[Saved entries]
• • •
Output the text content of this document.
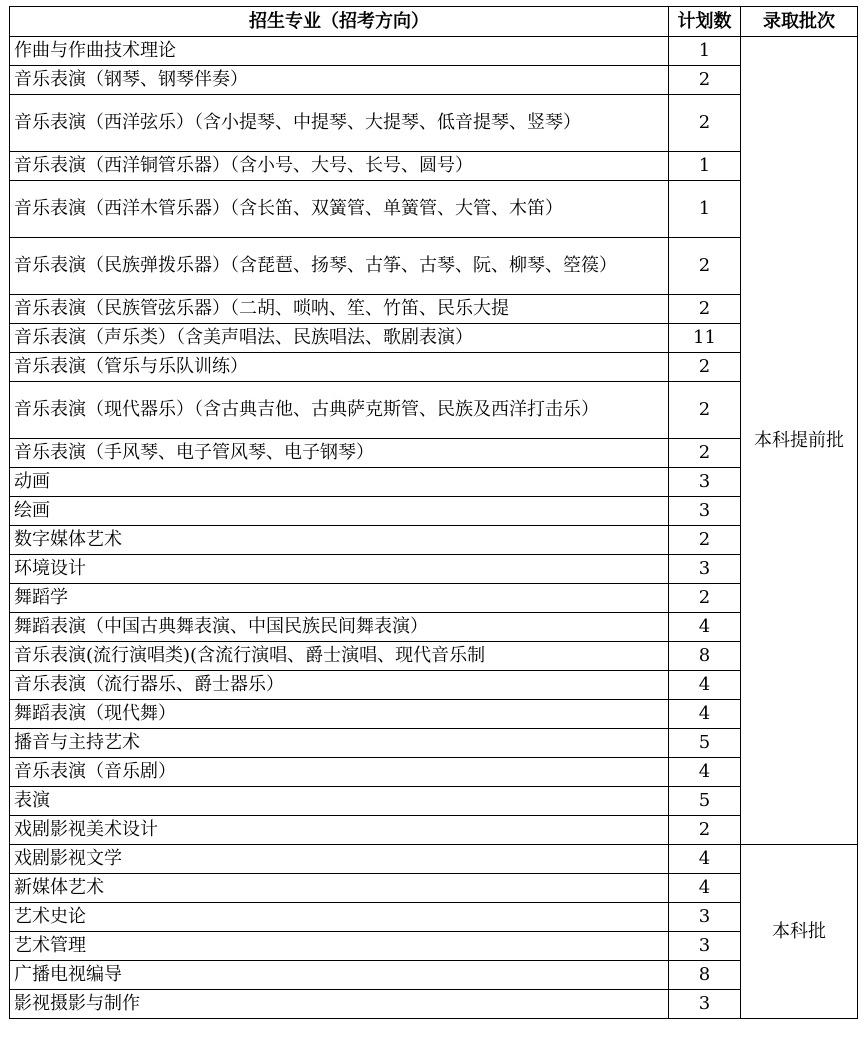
招生专业（招考方向）	计划数	录取批次
作曲与作曲技术理论	1	本科提前批
音乐表演（钢琴、钢琴伴奏）	2	
音乐表演（西洋弦乐）（含小提琴、中提琴、大提琴、低音提琴、竖琴）	2	
音乐表演（西洋铜管乐器）（含小号、大号、长号、圆号）	1	
音乐表演（西洋木管乐器）（含长笛、双簧管、单簧管、大管、木笛）	1	
音乐表演（民族弹拨乐器）（含琵琶、扬琴、古筝、古琴、阮、柳琴、箜篌）	2	
音乐表演（民族管弦乐器）（二胡、唢呐、笙、竹笛、民乐大提	2	
音乐表演（声乐类）（含美声唱法、民族唱法、歌剧表演）	11	
音乐表演（管乐与乐队训练）	2	
音乐表演（现代器乐）（含古典吉他、古典萨克斯管、民族及西洋打击乐）	2	
音乐表演（手风琴、电子管风琴、电子钢琴）	2	
动画	3	
绘画	3	
数字媒体艺术	2	
环境设计	3	
舞蹈学	2	
舞蹈表演（中国古典舞表演、中国民族民间舞表演）	4	
音乐表演(流行演唱类)(含流行演唱、爵士演唱、现代音乐制	8	
音乐表演（流行器乐、爵士器乐）	4	
舞蹈表演（现代舞）	4	
播音与主持艺术	5	
音乐表演（音乐剧）	4	
表演	5	
戏剧影视美术设计	2	
戏剧影视文学	4	本科批
新媒体艺术	4	
艺术史论	3	
艺术管理	3	
广播电视编导	8	
影视摄影与制作	3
• • •
§ **PROBLEM REQUIREMENTS**: Repeat the entries exactly and keep the pictures out of the copy.

§ **SOLUTION TO THIS TASK**:
Output the text content of this document.
招生专业（招考方向）	计划数	录取批次
作曲与作曲技术理论	1	本科提前批
音乐表演（钢琴、钢琴伴奏）	2	
音乐表演（西洋弦乐）（含小提琴、中提琴、大提琴、低音提琴、竖琴）	2	
音乐表演（西洋铜管乐器）（含小号、大号、长号、圆号）	1	
音乐表演（西洋木管乐器）（含长笛、双簧管、单簧管、大管、木笛）	1	
音乐表演（民族弹拨乐器）（含琵琶、扬琴、古筝、古琴、阮、柳琴、箜篌）	2	
音乐表演（民族管弦乐器）（二胡、唢呐、笙、竹笛、民乐大提	2	
音乐表演（声乐类）（含美声唱法、民族唱法、歌剧表演）	11	
音乐表演（管乐与乐队训练）	2	
音乐表演（现代器乐）（含古典吉他、古典萨克斯管、民族及西洋打击乐）	2	
音乐表演（手风琴、电子管风琴、电子钢琴）	2	
动画	3	
绘画	3	
数字媒体艺术	2	
环境设计	3	
舞蹈学	2	
舞蹈表演（中国古典舞表演、中国民族民间舞表演）	4	
音乐表演(流行演唱类)(含流行演唱、爵士演唱、现代音乐制	8	
音乐表演（流行器乐、爵士器乐）	4	
舞蹈表演（现代舞）	4	
播音与主持艺术	5	
音乐表演（音乐剧）	4	
表演	5	
戏剧影视美术设计	2	
戏剧影视文学	4	本科批
新媒体艺术	4	
艺术史论	3	
艺术管理	3	
广播电视编导	8	
影视摄影与制作	3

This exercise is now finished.